STATED EXERCISE:
The listing below is to be output in its exact form.

## Begin

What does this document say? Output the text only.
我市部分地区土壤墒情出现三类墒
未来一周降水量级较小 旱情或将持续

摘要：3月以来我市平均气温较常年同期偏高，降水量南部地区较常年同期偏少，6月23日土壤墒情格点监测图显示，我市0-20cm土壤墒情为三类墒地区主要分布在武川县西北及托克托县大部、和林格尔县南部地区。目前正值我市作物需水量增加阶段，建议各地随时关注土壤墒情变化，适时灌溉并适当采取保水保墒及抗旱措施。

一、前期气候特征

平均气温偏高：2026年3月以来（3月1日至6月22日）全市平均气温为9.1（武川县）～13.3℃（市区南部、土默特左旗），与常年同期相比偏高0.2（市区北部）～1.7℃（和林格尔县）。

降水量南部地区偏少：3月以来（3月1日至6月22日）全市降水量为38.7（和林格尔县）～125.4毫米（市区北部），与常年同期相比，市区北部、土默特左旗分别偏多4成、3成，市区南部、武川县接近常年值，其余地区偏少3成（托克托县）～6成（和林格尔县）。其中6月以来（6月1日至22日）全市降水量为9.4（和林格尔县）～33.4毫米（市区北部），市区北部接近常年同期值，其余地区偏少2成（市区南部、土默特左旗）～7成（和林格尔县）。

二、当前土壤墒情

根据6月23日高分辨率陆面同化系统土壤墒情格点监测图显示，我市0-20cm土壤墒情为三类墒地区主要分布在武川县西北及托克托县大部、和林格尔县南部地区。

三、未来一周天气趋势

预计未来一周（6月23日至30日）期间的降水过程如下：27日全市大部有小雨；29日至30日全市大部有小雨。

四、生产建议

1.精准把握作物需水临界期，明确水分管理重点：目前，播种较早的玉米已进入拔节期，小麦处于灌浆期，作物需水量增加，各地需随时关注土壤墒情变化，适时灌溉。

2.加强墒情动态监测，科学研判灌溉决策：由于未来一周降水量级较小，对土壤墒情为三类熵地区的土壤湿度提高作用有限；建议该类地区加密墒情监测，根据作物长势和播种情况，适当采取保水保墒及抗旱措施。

## End

CORRECT ANSWER:
What does this document say? Output the text only.
我市部分地区土壤墒情出现三类墒
未来一周降水量级较小 旱情或将持续

摘要：3月以来我市平均气温较常年同期偏高，降水量南部地区较常年同期偏少，6月23日土壤墒情格点监测图显示，我市0-20cm土壤墒情为三类墒地区主要分布在武川县西北及托克托县大部、和林格尔县南部地区。目前正值我市作物需水量增加阶段，建议各地随时关注土壤墒情变化，适时灌溉并适当采取保水保墒及抗旱措施。

一、前期气候特征

平均气温偏高：2026年3月以来（3月1日至6月22日）全市平均气温为9.1（武川县）～13.3℃（市区南部、土默特左旗），与常年同期相比偏高0.2（市区北部）～1.7℃（和林格尔县）。

降水量南部地区偏少：3月以来（3月1日至6月22日）全市降水量为38.7（和林格尔县）～125.4毫米（市区北部），与常年同期相比，市区北部、土默特左旗分别偏多4成、3成，市区南部、武川县接近常年值，其余地区偏少3成（托克托县）～6成（和林格尔县）。其中6月以来（6月1日至22日）全市降水量为9.4（和林格尔县）～33.4毫米（市区北部），市区北部接近常年同期值，其余地区偏少2成（市区南部、土默特左旗）～7成（和林格尔县）。

二、当前土壤墒情

根据6月23日高分辨率陆面同化系统土壤墒情格点监测图显示，我市0-20cm土壤墒情为三类墒地区主要分布在武川县西北及托克托县大部、和林格尔县南部地区。

三、未来一周天气趋势

预计未来一周（6月23日至30日）期间的降水过程如下：27日全市大部有小雨；29日至30日全市大部有小雨。

四、生产建议

1.精准把握作物需水临界期，明确水分管理重点：目前，播种较早的玉米已进入拔节期，小麦处于灌浆期，作物需水量增加，各地需随时关注土壤墒情变化，适时灌溉。

2.加强墒情动态监测，科学研判灌溉决策：由于未来一周降水量级较小，对土壤墒情为三类熵地区的土壤湿度提高作用有限；建议该类地区加密墒情监测，根据作物长势和播种情况，适当采取保水保墒及抗旱措施。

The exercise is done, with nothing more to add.